# Start of Data rows

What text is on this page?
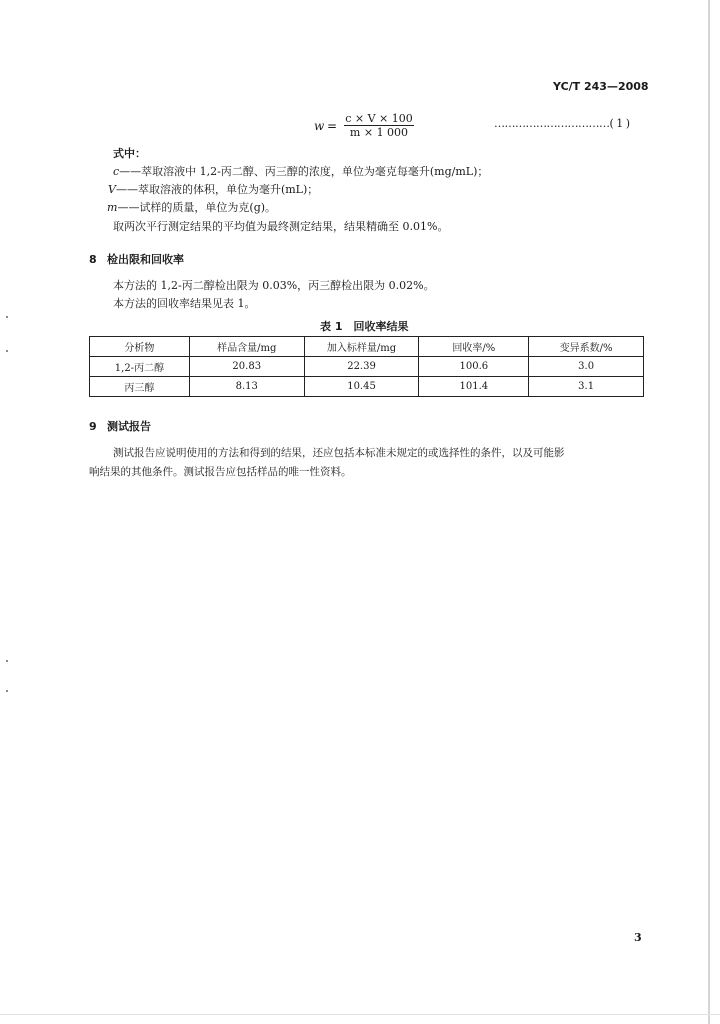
YC/T 243—2008
$w = \frac{c \times V \times 100}{m \times 1 000}$	……………………………( 1 )
式中：
c——萃取溶液中 1,2-丙二醇、丙三醇的浓度，单位为毫克每毫升(mg/mL)；
V——萃取溶液的体积，单位为毫升(mL)；
m——试样的质量，单位为克(g)。
取两次平行测定结果的平均值为最终测定结果，结果精确至 0.01%。
8 检出限和回收率
本方法的 1,2-丙二醇检出限为 0.03%，丙三醇检出限为 0.02%。
本方法的回收率结果见表 1。
表 1　回收率结果
分析物	样品含量/mg	加入标样量/mg	回收率/%	变异系数/%
1,2-丙二醇	20.83	22.39	100.6	3.0
丙三醇	8.13	10.45	101.4	3.1
9 测试报告
测试报告应说明使用的方法和得到的结果，还应包括本标准未规定的或选择性的条件，以及可能影
响结果的其他条件。测试报告应包括样品的唯一性资料。
3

# End of Data rows

Task requirements:
Without the pictures, extract every entry verbatim.

Response:
What text is on this page?
YC/T 243—2008
$w = \frac{c \times V \times 100}{m \times 1 000}$	……………………………( 1 )
式中：
c——萃取溶液中 1,2-丙二醇、丙三醇的浓度，单位为毫克每毫升(mg/mL)；
V——萃取溶液的体积，单位为毫升(mL)；
m——试样的质量，单位为克(g)。
取两次平行测定结果的平均值为最终测定结果，结果精确至 0.01%。
8 检出限和回收率
本方法的 1,2-丙二醇检出限为 0.03%，丙三醇检出限为 0.02%。
本方法的回收率结果见表 1。
表 1　回收率结果
分析物	样品含量/mg	加入标样量/mg	回收率/%	变异系数/%
1,2-丙二醇	20.83	22.39	100.6	3.0
丙三醇	8.13	10.45	101.4	3.1
9 测试报告
测试报告应说明使用的方法和得到的结果，还应包括本标准未规定的或选择性的条件，以及可能影
响结果的其他条件。测试报告应包括样品的唯一性资料。
3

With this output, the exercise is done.